◆ **Text excerpt**
TRADE-MEXICO: Steely Protectionism Duel with U.S.

  • by Emilio Godoy (mexico city)
  • Inter Press Service

In spite of all the talk about free market policies, the U.S. and Mexican governments have imposed anti-dumping penalties on each other in attempts to protect their metal working and steel industries.

The U.S. Department of Commerce's International Trade Commission (ITC) is about to complete an investigation of Mexican manufacturers of seamless refined copper pipe and tube, at the request of U.S. companies, and will determine additional import duties to be paid by the Mexican firms.

In a preliminary decision in December 2009, the ITC ruled that two Mexican manufacturers were selling copper tube in the United States at below Mexico's market price.

The ITC decided to impose a temporary 48 percent anti-dumping duty on Mueller Comercial de México and Ternium México, which belongs to the Argentine company Techint.

Due to their refusal to cooperate by providing the ITC with information during the investigation, the highest possible anti-dumping duty was slapped on both companies.

In May 2009, Mueller Comercial, a subsidiary of the U.S. Mueller Industries that is based in the state of Nuevo León, north of the Mexican capital, informed the Department of Commerce that it would not cooperate with the investigation, and predicted that its finances would not be affected by the examination.

Protectionist measures of this kind in the steel industry are nothing new in the bilateral trade relations between Mexico and the United States. For instance, the number of measures in 2008 was no higher than usual. 'Most of the measures were a continuation of previous decisions,' Sergio Gómez, head of the consulting firm Inteligencia Comercial, told IPS.

The first U.S. investigation into Mexican steel took place in October 1991. In September 1992, Washington imposed an anti-dumping duty of 33 percent on several Mexican steel exporters.

However, two can play the same game. The Mexican Economy Ministry decided in January to maintain anti-dumping tariffs on steel products from China and the United Kingdom for a further five years, after a similar investigation to that carried out by the United States, in order to protect its domestic industry.

◆ **Dataset records**
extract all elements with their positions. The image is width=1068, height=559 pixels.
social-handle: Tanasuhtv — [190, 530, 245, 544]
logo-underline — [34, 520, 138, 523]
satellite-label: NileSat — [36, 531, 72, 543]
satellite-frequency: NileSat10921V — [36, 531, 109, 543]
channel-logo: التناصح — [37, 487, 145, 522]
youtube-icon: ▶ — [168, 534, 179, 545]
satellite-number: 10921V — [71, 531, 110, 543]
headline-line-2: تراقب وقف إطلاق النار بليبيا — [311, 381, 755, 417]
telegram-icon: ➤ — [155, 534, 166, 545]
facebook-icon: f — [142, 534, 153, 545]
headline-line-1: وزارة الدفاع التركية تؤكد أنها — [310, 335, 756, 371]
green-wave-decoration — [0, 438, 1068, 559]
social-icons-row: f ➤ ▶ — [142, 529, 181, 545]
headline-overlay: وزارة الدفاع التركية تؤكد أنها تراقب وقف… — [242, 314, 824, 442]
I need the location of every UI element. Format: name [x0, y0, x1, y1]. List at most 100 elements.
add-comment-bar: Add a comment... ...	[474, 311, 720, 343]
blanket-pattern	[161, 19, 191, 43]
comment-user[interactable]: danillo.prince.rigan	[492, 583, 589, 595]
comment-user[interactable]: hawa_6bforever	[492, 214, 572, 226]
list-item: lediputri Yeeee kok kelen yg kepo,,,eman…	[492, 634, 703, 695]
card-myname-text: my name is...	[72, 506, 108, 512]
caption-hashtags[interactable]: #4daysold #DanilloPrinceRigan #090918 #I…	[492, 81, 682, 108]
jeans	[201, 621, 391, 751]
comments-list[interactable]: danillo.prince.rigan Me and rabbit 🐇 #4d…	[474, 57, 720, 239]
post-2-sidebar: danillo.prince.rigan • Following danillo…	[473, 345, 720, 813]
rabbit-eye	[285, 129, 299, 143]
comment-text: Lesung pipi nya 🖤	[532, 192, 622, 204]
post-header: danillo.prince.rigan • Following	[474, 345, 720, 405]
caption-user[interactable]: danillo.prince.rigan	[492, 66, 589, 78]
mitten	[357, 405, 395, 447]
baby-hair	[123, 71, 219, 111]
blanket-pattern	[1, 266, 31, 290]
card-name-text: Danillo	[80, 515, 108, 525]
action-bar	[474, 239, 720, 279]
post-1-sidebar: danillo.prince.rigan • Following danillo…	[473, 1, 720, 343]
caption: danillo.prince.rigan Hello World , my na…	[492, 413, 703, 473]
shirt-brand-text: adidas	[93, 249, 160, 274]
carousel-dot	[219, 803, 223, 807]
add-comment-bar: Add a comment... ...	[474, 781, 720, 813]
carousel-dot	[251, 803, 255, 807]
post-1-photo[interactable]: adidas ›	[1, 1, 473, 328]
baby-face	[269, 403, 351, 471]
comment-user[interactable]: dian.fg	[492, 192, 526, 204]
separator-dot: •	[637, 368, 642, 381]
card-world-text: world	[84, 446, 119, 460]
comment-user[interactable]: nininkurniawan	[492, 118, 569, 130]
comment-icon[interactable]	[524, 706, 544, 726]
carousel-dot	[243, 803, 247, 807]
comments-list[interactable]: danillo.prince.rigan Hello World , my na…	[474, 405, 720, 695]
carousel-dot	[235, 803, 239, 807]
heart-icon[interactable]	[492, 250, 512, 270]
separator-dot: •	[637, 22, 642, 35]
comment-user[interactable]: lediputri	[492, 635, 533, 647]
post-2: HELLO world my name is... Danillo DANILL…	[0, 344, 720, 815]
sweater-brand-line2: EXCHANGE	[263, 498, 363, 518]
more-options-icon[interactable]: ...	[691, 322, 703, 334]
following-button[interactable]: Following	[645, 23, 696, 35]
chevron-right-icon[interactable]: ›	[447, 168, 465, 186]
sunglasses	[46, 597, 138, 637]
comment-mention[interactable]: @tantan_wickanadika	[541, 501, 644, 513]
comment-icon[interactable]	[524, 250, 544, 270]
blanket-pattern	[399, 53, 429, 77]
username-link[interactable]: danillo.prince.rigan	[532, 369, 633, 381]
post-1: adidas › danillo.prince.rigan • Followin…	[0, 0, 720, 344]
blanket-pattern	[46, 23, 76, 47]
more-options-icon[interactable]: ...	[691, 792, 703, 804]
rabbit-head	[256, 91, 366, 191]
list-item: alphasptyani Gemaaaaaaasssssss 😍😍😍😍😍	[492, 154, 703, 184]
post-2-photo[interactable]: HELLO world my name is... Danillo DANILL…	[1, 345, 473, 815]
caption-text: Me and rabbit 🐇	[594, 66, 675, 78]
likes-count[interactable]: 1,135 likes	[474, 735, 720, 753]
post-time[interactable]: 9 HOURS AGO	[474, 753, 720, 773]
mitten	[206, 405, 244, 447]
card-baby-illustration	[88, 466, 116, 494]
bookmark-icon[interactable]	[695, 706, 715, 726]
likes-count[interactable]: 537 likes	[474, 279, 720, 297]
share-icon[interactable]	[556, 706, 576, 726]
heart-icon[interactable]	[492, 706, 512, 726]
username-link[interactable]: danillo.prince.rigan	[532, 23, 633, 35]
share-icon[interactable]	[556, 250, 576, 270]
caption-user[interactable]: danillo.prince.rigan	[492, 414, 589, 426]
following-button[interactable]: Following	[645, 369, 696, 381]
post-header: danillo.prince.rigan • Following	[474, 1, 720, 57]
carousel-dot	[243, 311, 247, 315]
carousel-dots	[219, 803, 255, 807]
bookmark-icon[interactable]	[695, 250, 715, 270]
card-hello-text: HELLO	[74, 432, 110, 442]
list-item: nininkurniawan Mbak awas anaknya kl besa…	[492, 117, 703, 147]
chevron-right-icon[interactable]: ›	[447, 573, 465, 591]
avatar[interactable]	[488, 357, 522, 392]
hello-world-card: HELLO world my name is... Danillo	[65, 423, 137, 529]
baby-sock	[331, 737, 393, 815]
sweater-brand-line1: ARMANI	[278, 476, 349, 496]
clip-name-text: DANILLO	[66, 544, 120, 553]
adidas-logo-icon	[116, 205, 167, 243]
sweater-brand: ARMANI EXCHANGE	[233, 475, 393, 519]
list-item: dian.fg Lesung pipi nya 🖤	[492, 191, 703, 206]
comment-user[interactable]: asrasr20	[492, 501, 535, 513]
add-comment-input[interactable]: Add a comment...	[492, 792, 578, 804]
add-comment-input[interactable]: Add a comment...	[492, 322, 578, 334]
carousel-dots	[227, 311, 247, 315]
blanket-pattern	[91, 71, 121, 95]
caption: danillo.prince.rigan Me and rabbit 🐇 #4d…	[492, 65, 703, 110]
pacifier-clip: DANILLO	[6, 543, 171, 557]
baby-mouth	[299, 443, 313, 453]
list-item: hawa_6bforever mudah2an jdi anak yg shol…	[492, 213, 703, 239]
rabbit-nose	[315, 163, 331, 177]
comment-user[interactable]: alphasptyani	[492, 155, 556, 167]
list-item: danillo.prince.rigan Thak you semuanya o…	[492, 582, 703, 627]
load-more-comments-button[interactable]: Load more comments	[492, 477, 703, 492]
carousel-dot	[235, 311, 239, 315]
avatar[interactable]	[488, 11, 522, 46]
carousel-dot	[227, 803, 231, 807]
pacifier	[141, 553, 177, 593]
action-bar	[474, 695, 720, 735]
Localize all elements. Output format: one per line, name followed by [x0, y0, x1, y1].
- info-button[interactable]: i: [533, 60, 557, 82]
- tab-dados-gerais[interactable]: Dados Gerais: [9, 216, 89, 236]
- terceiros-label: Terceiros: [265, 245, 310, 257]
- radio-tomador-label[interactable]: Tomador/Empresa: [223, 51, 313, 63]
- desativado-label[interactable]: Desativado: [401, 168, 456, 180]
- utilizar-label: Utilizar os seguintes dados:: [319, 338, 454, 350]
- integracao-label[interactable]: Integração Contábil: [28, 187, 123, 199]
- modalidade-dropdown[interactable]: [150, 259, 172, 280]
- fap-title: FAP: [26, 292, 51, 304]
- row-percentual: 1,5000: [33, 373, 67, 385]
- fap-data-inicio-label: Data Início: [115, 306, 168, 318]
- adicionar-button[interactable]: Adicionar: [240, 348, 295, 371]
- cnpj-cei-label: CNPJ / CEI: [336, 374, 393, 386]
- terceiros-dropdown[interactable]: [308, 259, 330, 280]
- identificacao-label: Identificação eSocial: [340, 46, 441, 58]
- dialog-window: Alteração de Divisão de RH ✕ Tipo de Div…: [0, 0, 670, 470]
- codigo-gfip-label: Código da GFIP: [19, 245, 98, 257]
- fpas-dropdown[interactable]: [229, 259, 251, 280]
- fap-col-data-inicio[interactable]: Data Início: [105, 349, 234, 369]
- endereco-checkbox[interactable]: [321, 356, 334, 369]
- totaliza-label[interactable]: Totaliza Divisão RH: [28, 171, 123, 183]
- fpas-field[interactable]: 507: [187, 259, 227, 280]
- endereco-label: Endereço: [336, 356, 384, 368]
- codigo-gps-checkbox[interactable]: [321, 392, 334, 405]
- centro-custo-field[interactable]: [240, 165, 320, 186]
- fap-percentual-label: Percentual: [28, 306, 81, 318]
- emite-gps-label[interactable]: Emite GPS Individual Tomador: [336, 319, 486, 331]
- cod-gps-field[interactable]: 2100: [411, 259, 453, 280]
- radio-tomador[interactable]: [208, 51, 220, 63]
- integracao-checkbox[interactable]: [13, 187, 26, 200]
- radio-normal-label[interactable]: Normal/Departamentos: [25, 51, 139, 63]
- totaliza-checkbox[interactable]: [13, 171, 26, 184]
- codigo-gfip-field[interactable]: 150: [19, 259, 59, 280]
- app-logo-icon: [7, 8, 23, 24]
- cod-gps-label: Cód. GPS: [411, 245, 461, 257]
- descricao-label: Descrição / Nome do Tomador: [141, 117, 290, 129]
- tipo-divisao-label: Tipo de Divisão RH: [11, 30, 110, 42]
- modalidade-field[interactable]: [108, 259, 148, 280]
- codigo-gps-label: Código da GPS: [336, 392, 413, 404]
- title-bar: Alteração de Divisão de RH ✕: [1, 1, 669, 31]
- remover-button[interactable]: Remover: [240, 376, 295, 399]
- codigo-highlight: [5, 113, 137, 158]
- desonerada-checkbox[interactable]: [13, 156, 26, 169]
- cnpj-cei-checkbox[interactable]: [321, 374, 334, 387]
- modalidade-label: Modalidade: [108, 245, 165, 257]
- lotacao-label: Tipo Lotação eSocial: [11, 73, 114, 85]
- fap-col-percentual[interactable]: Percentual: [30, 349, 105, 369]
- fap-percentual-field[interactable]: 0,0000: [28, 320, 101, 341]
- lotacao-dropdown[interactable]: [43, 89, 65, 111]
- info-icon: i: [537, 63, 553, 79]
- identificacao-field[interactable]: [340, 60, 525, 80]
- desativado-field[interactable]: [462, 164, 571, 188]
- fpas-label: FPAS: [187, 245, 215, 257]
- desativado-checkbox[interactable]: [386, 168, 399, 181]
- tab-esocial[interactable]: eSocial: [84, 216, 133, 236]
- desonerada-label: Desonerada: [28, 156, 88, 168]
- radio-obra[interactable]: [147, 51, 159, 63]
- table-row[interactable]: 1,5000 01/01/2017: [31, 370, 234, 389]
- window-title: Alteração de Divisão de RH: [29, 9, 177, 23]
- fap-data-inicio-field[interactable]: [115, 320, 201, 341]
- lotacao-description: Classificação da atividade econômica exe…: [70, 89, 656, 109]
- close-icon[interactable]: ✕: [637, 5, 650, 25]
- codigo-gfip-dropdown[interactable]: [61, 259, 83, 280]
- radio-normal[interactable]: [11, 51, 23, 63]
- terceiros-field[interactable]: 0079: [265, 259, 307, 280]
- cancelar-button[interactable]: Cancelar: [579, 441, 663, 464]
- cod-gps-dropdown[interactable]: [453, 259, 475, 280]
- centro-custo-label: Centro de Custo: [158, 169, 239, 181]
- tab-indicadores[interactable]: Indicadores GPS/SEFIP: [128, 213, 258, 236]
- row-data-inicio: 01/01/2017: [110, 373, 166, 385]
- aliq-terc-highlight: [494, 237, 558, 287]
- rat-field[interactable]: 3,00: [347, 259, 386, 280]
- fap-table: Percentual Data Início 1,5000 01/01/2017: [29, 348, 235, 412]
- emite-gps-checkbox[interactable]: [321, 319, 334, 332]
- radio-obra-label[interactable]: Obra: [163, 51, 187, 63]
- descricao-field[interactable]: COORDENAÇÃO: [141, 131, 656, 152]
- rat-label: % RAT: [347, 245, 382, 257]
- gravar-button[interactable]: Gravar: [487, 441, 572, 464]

◆ **Questions to answer**
A. For each statement, say whether it agrees with the steel trade article, and quote the words from the article that decide it.
(i) The ITC's preliminary decision was made in December 2009.
(ii) Mueller Comercial agreed to cooperate with the investigation.
(iii) The first U.S. investigation into Mexican steel took place in 1995.
B. Summarize the steel trade article in two sentences.
C. According to the steel trade article, what anti-dumping duty did Washington impose on several Mexican steel exporters in September 1992?
Rely only on the steel trade article, not on outside knowledge.

◆ **Solutions to each task**
A.
(i) Yes: "In a preliminary decision in December 2009, the ITC ruled that two Mexican manufacturers were selling copper tube in the United States at below Mexico's market price."
(ii) No: "informed the Department of Commerce that it would not cooperate with the investigation"
(iii) No: "The first U.S. investigation into Mexican steel took place in October 1991."

B. The United States and Mexico have imposed anti-dumping penalties on each other to protect their metal working and steel industries, and the ITC set a temporary 48 percent duty on two Mexican copper tube makers after preliminarily ruling that they sold below Mexico's market price. Such measures are nothing new between the two countries, and in January Mexico kept anti-dumping tariffs on steel products from China and the United Kingdom for a further five years.

C. A duty of 33 percent.